**What to do**
Copy every line of the material below word for word.

**Supplied data**
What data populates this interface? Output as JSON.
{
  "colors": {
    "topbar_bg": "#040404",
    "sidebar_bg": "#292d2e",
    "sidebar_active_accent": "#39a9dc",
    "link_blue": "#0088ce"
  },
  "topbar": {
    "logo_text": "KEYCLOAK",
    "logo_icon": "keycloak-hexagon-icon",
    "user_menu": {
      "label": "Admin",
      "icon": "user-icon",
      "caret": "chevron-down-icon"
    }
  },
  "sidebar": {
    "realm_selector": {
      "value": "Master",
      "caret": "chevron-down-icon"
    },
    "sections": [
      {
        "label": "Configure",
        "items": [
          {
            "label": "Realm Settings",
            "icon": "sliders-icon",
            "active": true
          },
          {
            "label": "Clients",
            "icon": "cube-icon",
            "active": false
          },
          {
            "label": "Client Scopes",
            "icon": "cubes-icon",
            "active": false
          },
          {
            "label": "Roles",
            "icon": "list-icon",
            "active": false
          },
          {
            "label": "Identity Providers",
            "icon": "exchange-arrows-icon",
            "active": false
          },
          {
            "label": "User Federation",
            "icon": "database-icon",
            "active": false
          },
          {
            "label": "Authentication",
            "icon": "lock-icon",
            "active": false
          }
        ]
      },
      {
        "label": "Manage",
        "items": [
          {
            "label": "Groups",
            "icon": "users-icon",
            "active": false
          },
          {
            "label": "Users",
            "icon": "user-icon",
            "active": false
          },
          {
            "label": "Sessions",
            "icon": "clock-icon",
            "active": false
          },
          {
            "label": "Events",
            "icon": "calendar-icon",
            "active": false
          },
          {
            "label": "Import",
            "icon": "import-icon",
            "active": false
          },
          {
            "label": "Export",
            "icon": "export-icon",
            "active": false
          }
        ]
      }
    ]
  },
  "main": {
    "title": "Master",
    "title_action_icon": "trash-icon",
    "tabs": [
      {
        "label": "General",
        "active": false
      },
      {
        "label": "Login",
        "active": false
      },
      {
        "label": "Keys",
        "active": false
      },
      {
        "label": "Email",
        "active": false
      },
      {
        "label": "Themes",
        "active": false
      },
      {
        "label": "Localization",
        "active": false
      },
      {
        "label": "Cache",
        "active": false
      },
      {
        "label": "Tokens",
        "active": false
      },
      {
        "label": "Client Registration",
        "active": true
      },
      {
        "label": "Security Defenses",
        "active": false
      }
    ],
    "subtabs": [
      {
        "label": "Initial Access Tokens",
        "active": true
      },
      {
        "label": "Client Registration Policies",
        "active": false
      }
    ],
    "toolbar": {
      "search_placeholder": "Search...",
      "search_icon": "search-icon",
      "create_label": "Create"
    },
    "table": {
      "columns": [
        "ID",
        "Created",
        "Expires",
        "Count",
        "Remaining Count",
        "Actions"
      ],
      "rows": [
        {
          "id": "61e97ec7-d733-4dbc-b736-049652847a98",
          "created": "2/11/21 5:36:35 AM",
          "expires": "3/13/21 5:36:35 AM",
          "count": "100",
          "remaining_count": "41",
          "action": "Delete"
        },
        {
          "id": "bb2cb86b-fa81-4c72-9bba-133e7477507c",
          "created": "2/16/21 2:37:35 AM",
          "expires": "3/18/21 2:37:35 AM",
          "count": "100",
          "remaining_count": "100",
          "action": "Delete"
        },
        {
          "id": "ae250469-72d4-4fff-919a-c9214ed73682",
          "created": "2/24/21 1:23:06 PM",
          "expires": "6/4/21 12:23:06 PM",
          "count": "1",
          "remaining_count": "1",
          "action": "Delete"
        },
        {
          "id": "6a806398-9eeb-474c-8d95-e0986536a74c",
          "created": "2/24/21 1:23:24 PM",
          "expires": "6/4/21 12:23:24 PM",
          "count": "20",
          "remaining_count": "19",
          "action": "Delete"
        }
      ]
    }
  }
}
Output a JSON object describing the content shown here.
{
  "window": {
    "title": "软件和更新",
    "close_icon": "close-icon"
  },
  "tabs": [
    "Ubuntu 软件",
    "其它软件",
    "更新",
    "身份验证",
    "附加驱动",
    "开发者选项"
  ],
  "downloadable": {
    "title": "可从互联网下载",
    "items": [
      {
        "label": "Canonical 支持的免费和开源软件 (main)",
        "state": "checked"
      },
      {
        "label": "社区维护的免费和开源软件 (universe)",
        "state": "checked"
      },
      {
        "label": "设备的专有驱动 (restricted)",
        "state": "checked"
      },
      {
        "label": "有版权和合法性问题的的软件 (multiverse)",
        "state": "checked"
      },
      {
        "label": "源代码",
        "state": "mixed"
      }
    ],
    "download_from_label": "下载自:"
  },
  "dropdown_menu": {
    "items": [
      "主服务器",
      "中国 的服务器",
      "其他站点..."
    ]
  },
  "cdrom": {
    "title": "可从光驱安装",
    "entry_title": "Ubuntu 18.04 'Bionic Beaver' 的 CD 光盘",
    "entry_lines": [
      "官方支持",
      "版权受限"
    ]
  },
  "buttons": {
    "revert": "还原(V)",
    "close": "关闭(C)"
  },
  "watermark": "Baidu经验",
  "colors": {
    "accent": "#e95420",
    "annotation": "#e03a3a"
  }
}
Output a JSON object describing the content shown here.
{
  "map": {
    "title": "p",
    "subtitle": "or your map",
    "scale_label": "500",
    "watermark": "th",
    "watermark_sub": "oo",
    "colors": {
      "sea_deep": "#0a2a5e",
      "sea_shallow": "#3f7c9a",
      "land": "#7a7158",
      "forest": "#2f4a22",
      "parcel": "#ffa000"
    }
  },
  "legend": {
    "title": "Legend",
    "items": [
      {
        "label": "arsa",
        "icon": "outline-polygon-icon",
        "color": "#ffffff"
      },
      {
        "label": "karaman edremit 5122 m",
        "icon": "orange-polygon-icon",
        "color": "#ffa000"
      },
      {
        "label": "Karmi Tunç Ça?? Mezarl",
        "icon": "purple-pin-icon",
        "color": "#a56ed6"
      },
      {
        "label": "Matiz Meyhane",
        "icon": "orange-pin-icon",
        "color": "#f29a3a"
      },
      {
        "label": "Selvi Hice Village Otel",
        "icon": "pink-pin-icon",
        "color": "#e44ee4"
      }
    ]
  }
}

**Output of the task**
What data populates this interface? Output as JSON.
{
  "colors": {
    "topbar_bg": "#040404",
    "sidebar_bg": "#292d2e",
    "sidebar_active_accent": "#39a9dc",
    "link_blue": "#0088ce"
  },
  "topbar": {
    "logo_text": "KEYCLOAK",
    "logo_icon": "keycloak-hexagon-icon",
    "user_menu": {
      "label": "Admin",
      "icon": "user-icon",
      "caret": "chevron-down-icon"
    }
  },
  "sidebar": {
    "realm_selector": {
      "value": "Master",
      "caret": "chevron-down-icon"
    },
    "sections": [
      {
        "label": "Configure",
        "items": [
          {
            "label": "Realm Settings",
            "icon": "sliders-icon",
            "active": true
          },
          {
            "label": "Clients",
            "icon": "cube-icon",
            "active": false
          },
          {
            "label": "Client Scopes",
            "icon": "cubes-icon",
            "active": false
          },
          {
            "label": "Roles",
            "icon": "list-icon",
            "active": false
          },
          {
            "label": "Identity Providers",
            "icon": "exchange-arrows-icon",
            "active": false
          },
          {
            "label": "User Federation",
            "icon": "database-icon",
            "active": false
          },
          {
            "label": "Authentication",
            "icon": "lock-icon",
            "active": false
          }
        ]
      },
      {
        "label": "Manage",
        "items": [
          {
            "label": "Groups",
            "icon": "users-icon",
            "active": false
          },
          {
            "label": "Users",
            "icon": "user-icon",
            "active": false
          },
          {
            "label": "Sessions",
            "icon": "clock-icon",
            "active": false
          },
          {
            "label": "Events",
            "icon": "calendar-icon",
            "active": false
          },
          {
            "label": "Import",
            "icon": "import-icon",
            "active": false
          },
          {
            "label": "Export",
            "icon": "export-icon",
            "active": false
          }
        ]
      }
    ]
  },
  "main": {
    "title": "Master",
    "title_action_icon": "trash-icon",
    "tabs": [
      {
        "label": "General",
        "active": false
      },
      {
        "label": "Login",
        "active": false
      },
      {
        "label": "Keys",
        "active": false
      },
      {
        "label": "Email",
        "active": false
      },
      {
        "label": "Themes",
        "active": false
      },
      {
        "label": "Localization",
        "active": false
      },
      {
        "label": "Cache",
        "active": false
      },
      {
        "label": "Tokens",
        "active": false
      },
      {
        "label": "Client Registration",
        "active": true
      },
      {
        "label": "Security Defenses",
        "active": false
      }
    ],
    "subtabs": [
      {
        "label": "Initial Access Tokens",
        "active": true
      },
      {
        "label": "Client Registration Policies",
        "active": false
      }
    ],
    "toolbar": {
      "search_placeholder": "Search...",
      "search_icon": "search-icon",
      "create_label": "Create"
    },
    "table": {
      "columns": [
        "ID",
        "Created",
        "Expires",
        "Count",
        "Remaining Count",
        "Actions"
      ],
      "rows": [
        {
          "id": "61e97ec7-d733-4dbc-b736-049652847a98",
          "created": "2/11/21 5:36:35 AM",
          "expires": "3/13/21 5:36:35 AM",
          "count": "100",
          "remaining_count": "41",
          "action": "Delete"
        },
        {
          "id": "bb2cb86b-fa81-4c72-9bba-133e7477507c",
          "created": "2/16/21 2:37:35 AM",
          "expires": "3/18/21 2:37:35 AM",
          "count": "100",
          "remaining_count": "100",
          "action": "Delete"
        },
        {
          "id": "ae250469-72d4-4fff-919a-c9214ed73682",
          "created": "2/24/21 1:23:06 PM",
          "expires": "6/4/21 12:23:06 PM",
          "count": "1",
          "remaining_count": "1",
          "action": "Delete"
        },
        {
          "id": "6a806398-9eeb-474c-8d95-e0986536a74c",
          "created": "2/24/21 1:23:24 PM",
          "expires": "6/4/21 12:23:24 PM",
          "count": "20",
          "remaining_count": "19",
          "action": "Delete"
        }
      ]
    }
  }
}
Output a JSON object describing the content shown here.
{
  "window": {
    "title": "软件和更新",
    "close_icon": "close-icon"
  },
  "tabs": [
    "Ubuntu 软件",
    "其它软件",
    "更新",
    "身份验证",
    "附加驱动",
    "开发者选项"
  ],
  "downloadable": {
    "title": "可从互联网下载",
    "items": [
      {
        "label": "Canonical 支持的免费和开源软件 (main)",
        "state": "checked"
      },
      {
        "label": "社区维护的免费和开源软件 (universe)",
        "state": "checked"
      },
      {
        "label": "设备的专有驱动 (restricted)",
        "state": "checked"
      },
      {
        "label": "有版权和合法性问题的的软件 (multiverse)",
        "state": "checked"
      },
      {
        "label": "源代码",
        "state": "mixed"
      }
    ],
    "download_from_label": "下载自:"
  },
  "dropdown_menu": {
    "items": [
      "主服务器",
      "中国 的服务器",
      "其他站点..."
    ]
  },
  "cdrom": {
    "title": "可从光驱安装",
    "entry_title": "Ubuntu 18.04 'Bionic Beaver' 的 CD 光盘",
    "entry_lines": [
      "官方支持",
      "版权受限"
    ]
  },
  "buttons": {
    "revert": "还原(V)",
    "close": "关闭(C)"
  },
  "watermark": "Baidu经验",
  "colors": {
    "accent": "#e95420",
    "annotation": "#e03a3a"
  }
}
Output a JSON object describing the content shown here.
{
  "map": {
    "title": "p",
    "subtitle": "or your map",
    "scale_label": "500",
    "watermark": "th",
    "watermark_sub": "oo",
    "colors": {
      "sea_deep": "#0a2a5e",
      "sea_shallow": "#3f7c9a",
      "land": "#7a7158",
      "forest": "#2f4a22",
      "parcel": "#ffa000"
    }
  },
  "legend": {
    "title": "Legend",
    "items": [
      {
        "label": "arsa",
        "icon": "outline-polygon-icon",
        "color": "#ffffff"
      },
      {
        "label": "karaman edremit 5122 m",
        "icon": "orange-polygon-icon",
        "color": "#ffa000"
      },
      {
        "label": "Karmi Tunç Ça?? Mezarl",
        "icon": "purple-pin-icon",
        "color": "#a56ed6"
      },
      {
        "label": "Matiz Meyhane",
        "icon": "orange-pin-icon",
        "color": "#f29a3a"
      },
      {
        "label": "Selvi Hice Village Otel",
        "icon": "pink-pin-icon",
        "color": "#e44ee4"
      }
    ]
  }
}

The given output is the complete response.